§ EXCERPTED PASSAGE
>> start

Share via


split

Splits str around matches of the given pattern.

For the corresponding Databricks SQL function, see split function.

Syntax

from pyspark.databricks.sql import functions as dbf

dbf.split(str=<str>, pattern=<pattern>, limit=<limit>)

Parameters

Parameter Type Description
str pyspark.sql.Column or str a string expression to split
pattern pyspark.sql.Column or literal string a string representing a regular expression. The regex string should be a Java regular expression. accepted as a regular expression representation, for backwards compatibility. In addition to int, limit now accepts column and column name.
limit pyspark.sql.Column or str or int an integer which controls the number of times pattern is applied. _ limit > 0: The resulting array's length will not be more than limit, and the resulting array's last entry will contain all input beyond the last matched pattern. _ limit <= 0: pattern will be applied as many times as possible, and the resulting array can be of any size.

>> end

§ WORKING DATA
>> start

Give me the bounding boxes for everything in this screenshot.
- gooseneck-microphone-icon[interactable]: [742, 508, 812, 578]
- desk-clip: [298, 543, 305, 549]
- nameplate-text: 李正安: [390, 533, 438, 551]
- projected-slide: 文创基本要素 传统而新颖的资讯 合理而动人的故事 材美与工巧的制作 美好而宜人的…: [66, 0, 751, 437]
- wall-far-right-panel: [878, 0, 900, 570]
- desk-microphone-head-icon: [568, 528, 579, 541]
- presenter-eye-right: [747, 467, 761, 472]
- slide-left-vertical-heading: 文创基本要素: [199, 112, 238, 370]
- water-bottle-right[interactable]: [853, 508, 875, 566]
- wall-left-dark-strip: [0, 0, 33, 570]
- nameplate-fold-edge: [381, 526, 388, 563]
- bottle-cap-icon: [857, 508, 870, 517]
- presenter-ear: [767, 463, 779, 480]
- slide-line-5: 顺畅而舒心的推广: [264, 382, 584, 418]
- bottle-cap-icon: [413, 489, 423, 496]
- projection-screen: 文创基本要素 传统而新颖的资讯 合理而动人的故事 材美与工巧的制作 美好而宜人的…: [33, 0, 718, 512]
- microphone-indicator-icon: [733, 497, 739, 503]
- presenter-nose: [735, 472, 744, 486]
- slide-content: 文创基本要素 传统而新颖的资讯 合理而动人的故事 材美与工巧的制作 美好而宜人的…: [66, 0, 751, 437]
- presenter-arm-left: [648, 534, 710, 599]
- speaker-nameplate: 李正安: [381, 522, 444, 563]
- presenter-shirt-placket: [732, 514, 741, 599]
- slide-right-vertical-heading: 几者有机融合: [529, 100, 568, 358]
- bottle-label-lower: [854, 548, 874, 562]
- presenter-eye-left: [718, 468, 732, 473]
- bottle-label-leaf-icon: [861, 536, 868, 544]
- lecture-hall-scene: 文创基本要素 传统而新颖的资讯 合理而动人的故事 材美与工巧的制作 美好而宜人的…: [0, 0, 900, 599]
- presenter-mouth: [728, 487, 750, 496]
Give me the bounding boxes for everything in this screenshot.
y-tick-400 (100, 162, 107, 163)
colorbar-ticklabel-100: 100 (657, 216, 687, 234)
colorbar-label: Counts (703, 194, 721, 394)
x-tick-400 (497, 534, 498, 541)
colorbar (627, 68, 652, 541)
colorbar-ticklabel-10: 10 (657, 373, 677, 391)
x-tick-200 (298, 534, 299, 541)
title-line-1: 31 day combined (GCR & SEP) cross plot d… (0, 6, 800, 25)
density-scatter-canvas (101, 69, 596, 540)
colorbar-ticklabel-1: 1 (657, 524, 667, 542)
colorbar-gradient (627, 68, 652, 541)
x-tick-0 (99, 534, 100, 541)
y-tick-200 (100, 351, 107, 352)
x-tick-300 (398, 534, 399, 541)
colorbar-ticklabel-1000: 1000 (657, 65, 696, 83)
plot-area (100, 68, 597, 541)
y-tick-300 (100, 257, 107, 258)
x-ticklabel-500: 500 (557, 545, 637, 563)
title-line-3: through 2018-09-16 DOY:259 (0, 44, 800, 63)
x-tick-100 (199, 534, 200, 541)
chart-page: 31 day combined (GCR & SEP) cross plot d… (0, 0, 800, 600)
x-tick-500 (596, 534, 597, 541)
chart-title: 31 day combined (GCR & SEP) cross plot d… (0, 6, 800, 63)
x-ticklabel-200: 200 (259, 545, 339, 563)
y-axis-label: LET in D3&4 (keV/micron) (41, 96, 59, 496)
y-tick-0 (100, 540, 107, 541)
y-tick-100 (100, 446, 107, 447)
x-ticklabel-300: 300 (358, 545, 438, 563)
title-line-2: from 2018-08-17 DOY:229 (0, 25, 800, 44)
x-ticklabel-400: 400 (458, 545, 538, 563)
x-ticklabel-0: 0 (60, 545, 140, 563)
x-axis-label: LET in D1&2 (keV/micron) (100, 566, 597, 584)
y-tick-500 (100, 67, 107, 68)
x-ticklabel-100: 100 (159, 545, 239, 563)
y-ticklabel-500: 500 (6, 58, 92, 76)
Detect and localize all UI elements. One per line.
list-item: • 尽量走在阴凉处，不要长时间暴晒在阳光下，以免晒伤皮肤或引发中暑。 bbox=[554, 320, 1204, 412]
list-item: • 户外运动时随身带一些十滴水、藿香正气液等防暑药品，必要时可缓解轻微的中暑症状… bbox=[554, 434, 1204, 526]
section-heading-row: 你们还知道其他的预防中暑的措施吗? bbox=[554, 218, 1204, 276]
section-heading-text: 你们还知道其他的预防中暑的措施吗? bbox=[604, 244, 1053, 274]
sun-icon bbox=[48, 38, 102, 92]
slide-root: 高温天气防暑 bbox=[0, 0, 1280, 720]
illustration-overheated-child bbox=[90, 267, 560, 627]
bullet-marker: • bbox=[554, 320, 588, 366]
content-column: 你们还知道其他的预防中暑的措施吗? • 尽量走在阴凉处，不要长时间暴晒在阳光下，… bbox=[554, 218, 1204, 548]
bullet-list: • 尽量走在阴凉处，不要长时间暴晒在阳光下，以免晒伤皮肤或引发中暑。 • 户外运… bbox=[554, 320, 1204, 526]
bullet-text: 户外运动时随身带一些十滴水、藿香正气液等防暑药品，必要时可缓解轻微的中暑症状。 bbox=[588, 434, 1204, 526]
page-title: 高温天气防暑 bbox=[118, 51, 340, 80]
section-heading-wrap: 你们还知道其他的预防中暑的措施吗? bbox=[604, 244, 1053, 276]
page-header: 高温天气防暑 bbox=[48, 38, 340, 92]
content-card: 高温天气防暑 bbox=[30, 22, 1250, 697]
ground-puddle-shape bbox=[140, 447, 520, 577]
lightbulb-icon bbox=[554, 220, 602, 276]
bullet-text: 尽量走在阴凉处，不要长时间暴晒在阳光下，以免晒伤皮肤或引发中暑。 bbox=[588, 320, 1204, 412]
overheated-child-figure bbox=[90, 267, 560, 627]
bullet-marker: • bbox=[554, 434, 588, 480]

>> end

§ WORK TO COMPLETE
[A] Decide whether each statement agrees with the split function reference, answering yes or no and quoting the deciding words: (i) the regex string for pattern should be a Java regular expression; (ii) when limit is greater than 0, the last entry of the resulting array leaves out the input beyond the last matched pattern; (iii) when limit is 0 or less, pattern is applied as many times as possible.
[B] Starting at the first line of the records and ending with the line that contains "- desk-microphone-head-icon: [568, 528, 579, 541]", replace every "microphone" with "mic". Return only those lines.

§ COMPLETE ANSWERS
[A]
(i) Yes: "The regex string should be a Java regular expression."
(ii) No: "the resulting array's last entry will contain all input beyond the last matched pattern."
(iii) Yes: "limit <= 0: pattern will be applied as many times as possible"

[B]
Give me the bounding boxes for everything in this screenshot.
- gooseneck-mic-icon[interactable]: [742, 508, 812, 578]
- desk-clip: [298, 543, 305, 549]
- nameplate-text: 李正安: [390, 533, 438, 551]
- projected-slide: 文创基本要素 传统而新颖的资讯 合理而动人的故事 材美与工巧的制作 美好而宜人的…: [66, 0, 751, 437]
- wall-far-right-panel: [878, 0, 900, 570]
- desk-mic-head-icon: [568, 528, 579, 541]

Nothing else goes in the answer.